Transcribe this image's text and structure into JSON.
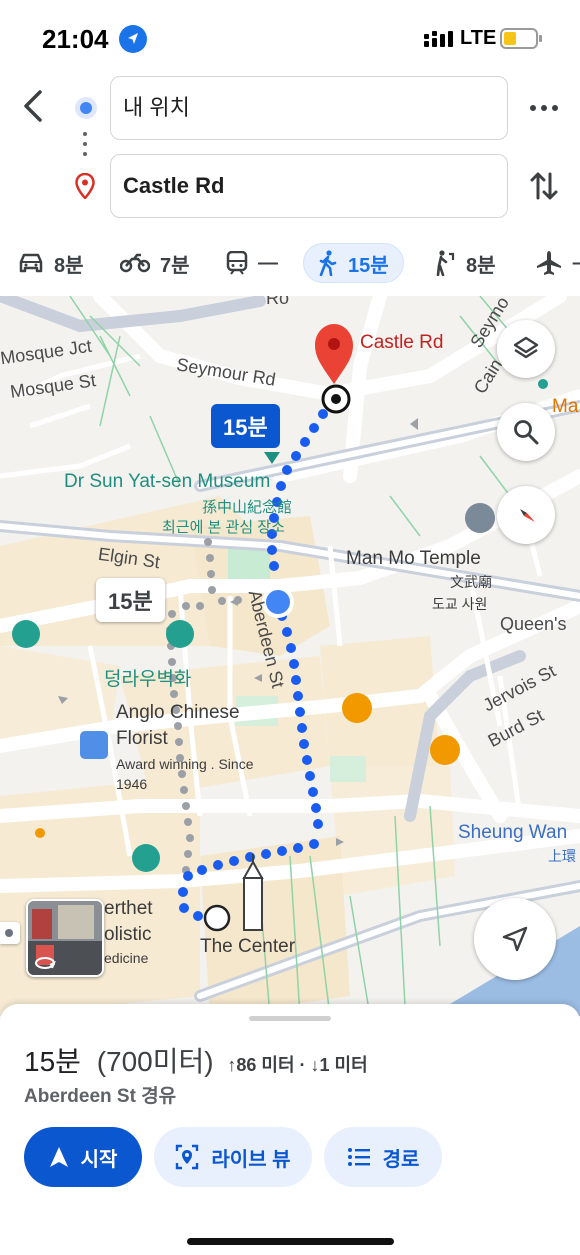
{
  "status": {
    "time": "21:04",
    "network": "LTE",
    "battery_level": 0.3
  },
  "search": {
    "origin": "내 위치",
    "destination": "Castle Rd",
    "back_icon": "chevron-left-icon",
    "more_icon": "more-horiz-icon",
    "swap_icon": "swap-vertical-icon"
  },
  "modes": [
    {
      "icon": "car-icon",
      "label": "8분"
    },
    {
      "icon": "motorcycle-icon",
      "label": "7분"
    },
    {
      "icon": "transit-icon",
      "label": "—"
    },
    {
      "icon": "walk-icon",
      "label": "15분",
      "active": true
    },
    {
      "icon": "rideshare-icon",
      "label": "8분"
    },
    {
      "icon": "flight-icon",
      "label": "–"
    }
  ],
  "map": {
    "streets": {
      "road_top": "Ro",
      "mosque_jct": "Mosque Jct",
      "mosque_st": "Mosque St",
      "seymour_rd": "Seymour Rd",
      "seymour_right": "Seymo",
      "caine": "Cain",
      "elgin_st": "Elgin St",
      "aberdeen_st": "Aberdeen St",
      "queens": "Queen's",
      "jervois_st": "Jervois St",
      "burd_st": "Burd St"
    },
    "places": {
      "castle_rd": "Castle Rd",
      "museum_en": "Dr Sun Yat-sen Museum",
      "museum_zh": "孫中山紀念館",
      "museum_ko": "최근에 본 관심 장소",
      "man_mo_en": "Man Mo Temple",
      "man_mo_zh": "文武廟",
      "man_mo_ko": "도교 사원",
      "duddell": "덩라우벽화",
      "anglo_1": "Anglo Chinese",
      "anglo_2": "Florist",
      "anglo_3": "Award winning . Since",
      "anglo_4": "1946",
      "sheung_wan": "Sheung Wan",
      "sheung_wan_zh": "上環",
      "the_center": "The Center",
      "herthet_1": "erthet",
      "herthet_2": "olistic",
      "herthet_3": "edicine",
      "ma_right": "Ma"
    },
    "route_badge": "15분",
    "alt_badge": "15분",
    "buttons": {
      "layers_icon": "layers-icon",
      "search_icon": "search-icon",
      "compass_icon": "compass-icon",
      "recenter_icon": "navigation-arrow-icon",
      "streetview_icon": "street-view-rotate-icon"
    }
  },
  "sheet": {
    "duration": "15분",
    "distance": "(700미터)",
    "elevation": "↑86 미터 · ↓1 미터",
    "via": "Aberdeen St 경유",
    "start_label": "시작",
    "live_label": "라이브 뷰",
    "route_label": "경로"
  }
}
--
Task objective: Please write out all of the material above without changing a word, and omit any pictures.

Solution to the exercise:
Transcribe this image's text and structure into JSON.
{
  "status": {
    "time": "21:04",
    "network": "LTE",
    "battery_level": 0.3
  },
  "search": {
    "origin": "내 위치",
    "destination": "Castle Rd",
    "back_icon": "chevron-left-icon",
    "more_icon": "more-horiz-icon",
    "swap_icon": "swap-vertical-icon"
  },
  "modes": [
    {
      "icon": "car-icon",
      "label": "8분"
    },
    {
      "icon": "motorcycle-icon",
      "label": "7분"
    },
    {
      "icon": "transit-icon",
      "label": "—"
    },
    {
      "icon": "walk-icon",
      "label": "15분",
      "active": true
    },
    {
      "icon": "rideshare-icon",
      "label": "8분"
    },
    {
      "icon": "flight-icon",
      "label": "–"
    }
  ],
  "map": {
    "streets": {
      "road_top": "Ro",
      "mosque_jct": "Mosque Jct",
      "mosque_st": "Mosque St",
      "seymour_rd": "Seymour Rd",
      "seymour_right": "Seymo",
      "caine": "Cain",
      "elgin_st": "Elgin St",
      "aberdeen_st": "Aberdeen St",
      "queens": "Queen's",
      "jervois_st": "Jervois St",
      "burd_st": "Burd St"
    },
    "places": {
      "castle_rd": "Castle Rd",
      "museum_en": "Dr Sun Yat-sen Museum",
      "museum_zh": "孫中山紀念館",
      "museum_ko": "최근에 본 관심 장소",
      "man_mo_en": "Man Mo Temple",
      "man_mo_zh": "文武廟",
      "man_mo_ko": "도교 사원",
      "duddell": "덩라우벽화",
      "anglo_1": "Anglo Chinese",
      "anglo_2": "Florist",
      "anglo_3": "Award winning . Since",
      "anglo_4": "1946",
      "sheung_wan": "Sheung Wan",
      "sheung_wan_zh": "上環",
      "the_center": "The Center",
      "herthet_1": "erthet",
      "herthet_2": "olistic",
      "herthet_3": "edicine",
      "ma_right": "Ma"
    },
    "route_badge": "15분",
    "alt_badge": "15분",
    "buttons": {
      "layers_icon": "layers-icon",
      "search_icon": "search-icon",
      "compass_icon": "compass-icon",
      "recenter_icon": "navigation-arrow-icon",
      "streetview_icon": "street-view-rotate-icon"
    }
  },
  "sheet": {
    "duration": "15분",
    "distance": "(700미터)",
    "elevation": "↑86 미터 · ↓1 미터",
    "via": "Aberdeen St 경유",
    "start_label": "시작",
    "live_label": "라이브 뷰",
    "route_label": "경로"
  }
}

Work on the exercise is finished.